-- start RECORDED INFORMATION --
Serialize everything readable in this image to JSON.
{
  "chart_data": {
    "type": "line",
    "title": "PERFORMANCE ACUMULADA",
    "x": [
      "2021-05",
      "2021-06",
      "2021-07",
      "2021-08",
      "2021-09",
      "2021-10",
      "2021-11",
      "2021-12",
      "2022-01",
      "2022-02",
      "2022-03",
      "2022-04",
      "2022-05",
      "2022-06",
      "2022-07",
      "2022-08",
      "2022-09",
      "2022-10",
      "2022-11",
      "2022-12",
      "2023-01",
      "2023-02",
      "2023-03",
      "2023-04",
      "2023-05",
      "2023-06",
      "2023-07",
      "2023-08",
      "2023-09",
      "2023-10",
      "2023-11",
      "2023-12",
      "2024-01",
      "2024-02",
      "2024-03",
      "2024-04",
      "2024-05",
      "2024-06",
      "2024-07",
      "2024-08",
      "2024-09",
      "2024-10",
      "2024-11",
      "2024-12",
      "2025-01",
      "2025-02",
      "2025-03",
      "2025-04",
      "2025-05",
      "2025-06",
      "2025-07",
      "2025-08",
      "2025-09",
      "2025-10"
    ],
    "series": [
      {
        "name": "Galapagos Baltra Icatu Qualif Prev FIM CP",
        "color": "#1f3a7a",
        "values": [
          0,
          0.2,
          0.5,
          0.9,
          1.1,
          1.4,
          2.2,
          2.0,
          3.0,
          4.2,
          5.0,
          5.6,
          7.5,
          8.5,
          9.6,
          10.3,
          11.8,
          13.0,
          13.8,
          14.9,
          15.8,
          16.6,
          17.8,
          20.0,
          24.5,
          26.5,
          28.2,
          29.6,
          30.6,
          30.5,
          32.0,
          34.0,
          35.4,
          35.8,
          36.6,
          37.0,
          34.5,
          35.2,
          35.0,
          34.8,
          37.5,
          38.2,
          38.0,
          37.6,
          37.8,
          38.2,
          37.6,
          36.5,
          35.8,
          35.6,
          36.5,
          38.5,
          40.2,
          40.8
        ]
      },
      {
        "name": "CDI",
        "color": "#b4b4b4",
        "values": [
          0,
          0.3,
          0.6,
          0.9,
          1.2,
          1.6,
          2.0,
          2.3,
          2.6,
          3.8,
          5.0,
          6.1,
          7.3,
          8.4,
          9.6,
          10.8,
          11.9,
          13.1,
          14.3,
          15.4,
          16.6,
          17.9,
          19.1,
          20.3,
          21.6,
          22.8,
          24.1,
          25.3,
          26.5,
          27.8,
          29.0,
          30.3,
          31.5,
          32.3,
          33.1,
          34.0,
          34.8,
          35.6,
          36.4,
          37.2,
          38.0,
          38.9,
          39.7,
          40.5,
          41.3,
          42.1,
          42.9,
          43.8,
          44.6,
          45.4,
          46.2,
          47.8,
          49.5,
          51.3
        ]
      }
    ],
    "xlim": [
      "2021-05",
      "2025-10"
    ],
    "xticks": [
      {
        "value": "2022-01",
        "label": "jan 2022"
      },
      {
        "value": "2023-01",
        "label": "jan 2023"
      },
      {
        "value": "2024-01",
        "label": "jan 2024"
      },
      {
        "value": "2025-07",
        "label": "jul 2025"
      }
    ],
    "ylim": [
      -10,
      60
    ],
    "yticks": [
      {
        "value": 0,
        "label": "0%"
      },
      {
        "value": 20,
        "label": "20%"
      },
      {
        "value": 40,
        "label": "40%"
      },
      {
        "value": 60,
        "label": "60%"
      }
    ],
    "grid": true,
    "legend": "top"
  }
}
-- end RECORDED INFORMATION --
◆ **REQUIREMENT**
Gather all lines with the string "label" from the data.

◆ **RESULT**
        "label": "jan 2022"
        "label": "jan 2023"
        "label": "jan 2024"
        "label": "jul 2025"
        "label": "0%"
        "label": "20%"
        "label": "40%"
        "label": "60%"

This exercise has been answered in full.